[TO BE DONE] Copy every line that contains the string "emphasis" from the entries below.

--- DATASET ROWS ---

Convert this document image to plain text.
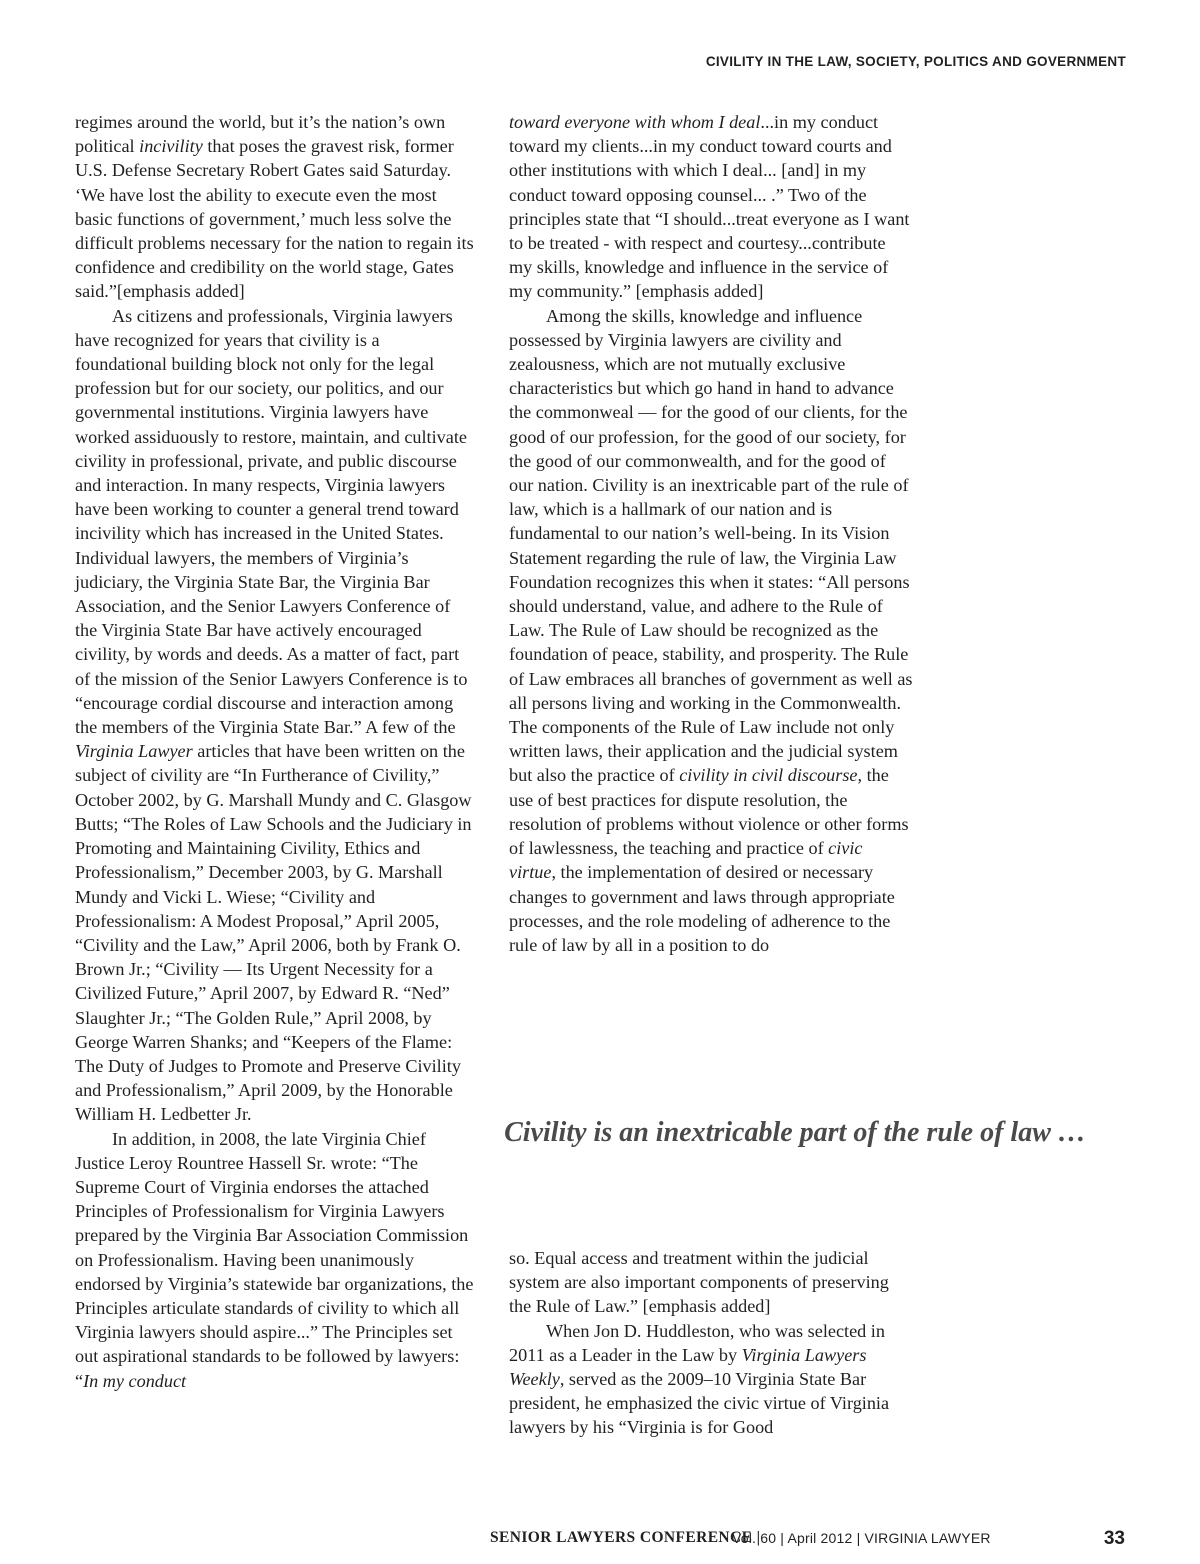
CIVILITY IN THE LAW, SOCIETY, POLITICS AND GOVERNMENT

regimes around the world, but it’s the nation’s own political incivility that poses the gravest risk, former U.S. Defense Secretary Robert Gates said Saturday. ‘We have lost the ability to execute even the most basic functions of government,’ much less solve the difficult problems necessary for the nation to regain its confidence and credibility on the world stage, Gates said.”[emphasis added]

As citizens and professionals, Virginia lawyers have recognized for years that civility is a foundational building block not only for the legal profession but for our society, our politics, and our governmental institutions. Virginia lawyers have worked assiduously to restore, maintain, and cultivate civility in professional, private, and public discourse and interaction. In many respects, Virginia lawyers have been working to counter a general trend toward incivility which has increased in the United States. Individual lawyers, the members of Virginia’s judiciary, the Virginia State Bar, the Virginia Bar Association, and the Senior Lawyers Conference of the Virginia State Bar have actively encouraged civility, by words and deeds. As a matter of fact, part of the mission of the Senior Lawyers Conference is to “encourage cordial discourse and interaction among the members of the Virginia State Bar.” A few of the Virginia Lawyer articles that have been written on the subject of civility are “In Furtherance of Civility,” October 2002, by G. Marshall Mundy and C. Glasgow Butts; “The Roles of Law Schools and the Judiciary in Promoting and Maintaining Civility, Ethics and Professionalism,” December 2003, by G. Marshall Mundy and Vicki L. Wiese; “Civility and Professionalism: A Modest Proposal,” April 2005, “Civility and the Law,” April 2006, both by Frank O. Brown Jr.; “Civility — Its Urgent Necessity for a Civilized Future,” April 2007, by Edward R. “Ned” Slaughter Jr.; “The Golden Rule,” April 2008, by George Warren Shanks; and “Keepers of the Flame: The Duty of Judges to Promote and Preserve Civility and Professionalism,” April 2009, by the Honorable William H. Ledbetter Jr.

In addition, in 2008, the late Virginia Chief Justice Leroy Rountree Hassell Sr. wrote: “The Supreme Court of Virginia endorses the attached Principles of Professionalism for Virginia Lawyers prepared by the Virginia Bar Association Commission on Professionalism. Having been unanimously endorsed by Virginia’s statewide bar organizations, the Principles articulate standards of civility to which all Virginia lawyers should aspire...” The Principles set out aspirational standards to be followed by lawyers: “In my conduct

toward everyone with whom I deal...in my conduct toward my clients...in my conduct toward courts and other institutions with which I deal... [and] in my conduct toward opposing counsel... .” Two of the principles state that “I should...treat everyone as I want to be treated - with respect and courtesy...contribute my skills, knowledge and influence in the service of my community.” [emphasis added]

Among the skills, knowledge and influence possessed by Virginia lawyers are civility and zealousness, which are not mutually exclusive characteristics but which go hand in hand to advance the commonweal — for the good of our clients, for the good of our profession, for the good of our society, for the good of our commonwealth, and for the good of our nation. Civility is an inextricable part of the rule of law, which is a hallmark of our nation and is fundamental to our nation’s well-being. In its Vision Statement regarding the rule of law, the Virginia Law Foundation recognizes this when it states: “All persons should understand, value, and adhere to the Rule of Law. The Rule of Law should be recognized as the foundation of peace, stability, and prosperity. The Rule of Law embraces all branches of government as well as all persons living and working in the Commonwealth. The components of the Rule of Law include not only written laws, their application and the judicial system but also the practice of civility in civil discourse, the use of best practices for dispute resolution, the resolution of problems without violence or other forms of lawlessness, the teaching and practice of civic virtue, the implementation of desired or necessary changes to government and laws through appropriate processes, and the role modeling of adherence to the rule of law by all in a position to do

Civility is an inextricable part of the rule of law …

so. Equal access and treatment within the judicial system are also important components of preserving the Rule of Law.” [emphasis added]

When Jon D. Huddleston, who was selected in 2011 as a Leader in the Law by Virginia Lawyers Weekly, served as the 2009–10 Virginia State Bar president, he emphasized the civic virtue of Virginia lawyers by his “Virginia is for Good

SENIOR LAWYERS CONFERENCE |
Vol. 60 | April 2012 | VIRGINIA LAWYER	33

---

[FULL SOLUTION]
regimes around the world, but it’s the nation’s own political incivility that poses the gravest risk, former U.S. Defense Secretary Robert Gates said Saturday. ‘We have lost the ability to execute even the most basic functions of government,’ much less solve the difficult problems necessary for the nation to regain its confidence and credibility on the world stage, Gates said.”[emphasis added]
toward everyone with whom I deal...in my conduct toward my clients...in my conduct toward courts and other institutions with which I deal... [and] in my conduct toward opposing counsel... .” Two of the principles state that “I should...treat everyone as I want to be treated - with respect and courtesy...contribute my skills, knowledge and influence in the service of my community.” [emphasis added]
so. Equal access and treatment within the judicial system are also important components of preserving the Rule of Law.” [emphasis added]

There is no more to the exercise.